# Capacitores del mismo valor pero fisicamente mas grandes



## luxen (Jun 29, 2012)

Hola a todos.

Abri una fuente de TV y note que 1 capacitor estaba inchado, el capacitor es de 600uf a 25V 105º, fui a comprar uno con los mismos valores, pero a pesar que tienen los mismos valores, el que me vendieron es fisicamente mas pequeño. 

Mi pregunta es, ¿por que es mas pequeño? ¿acaso el de la fuente de TV es de mejor calidad que el que me vendieron? 

La unica diferencia es que el de la fuente dice: SG 105º y el que me vendieron dice: +105 VENT.

Gracias por su atencion.


----------



## DJ DRACO (Jun 29, 2012)

Es más pequeño porque aumenta la tecnología...

Por qué todo es más pequeño? es la misma respuesta...

**Líneas de datos:**
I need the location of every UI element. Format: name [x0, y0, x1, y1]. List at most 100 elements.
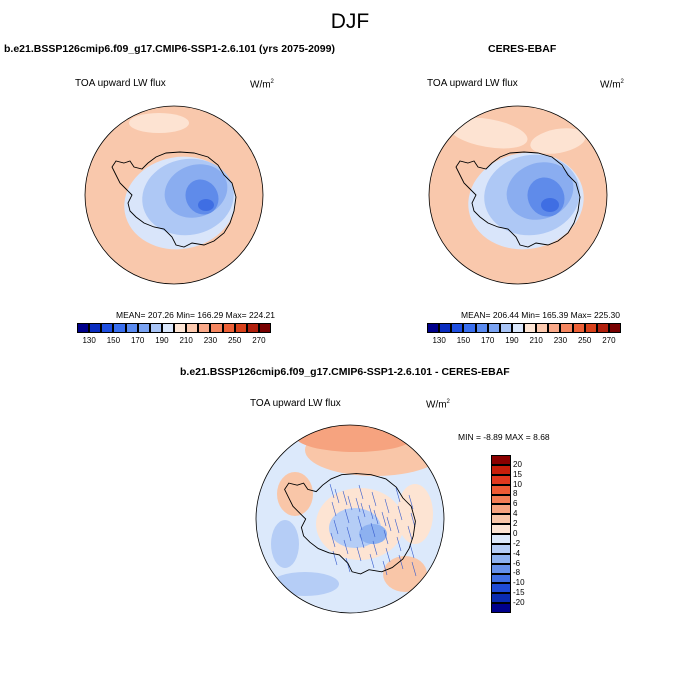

**Problema planteado:** Indica qué valores tenía el capacitor hinchado de la fuente de TV, según el hilo sobre capacitores del mismo valor.

**Respuesta del ejercicio:** 600 uF a 25 V y 105º.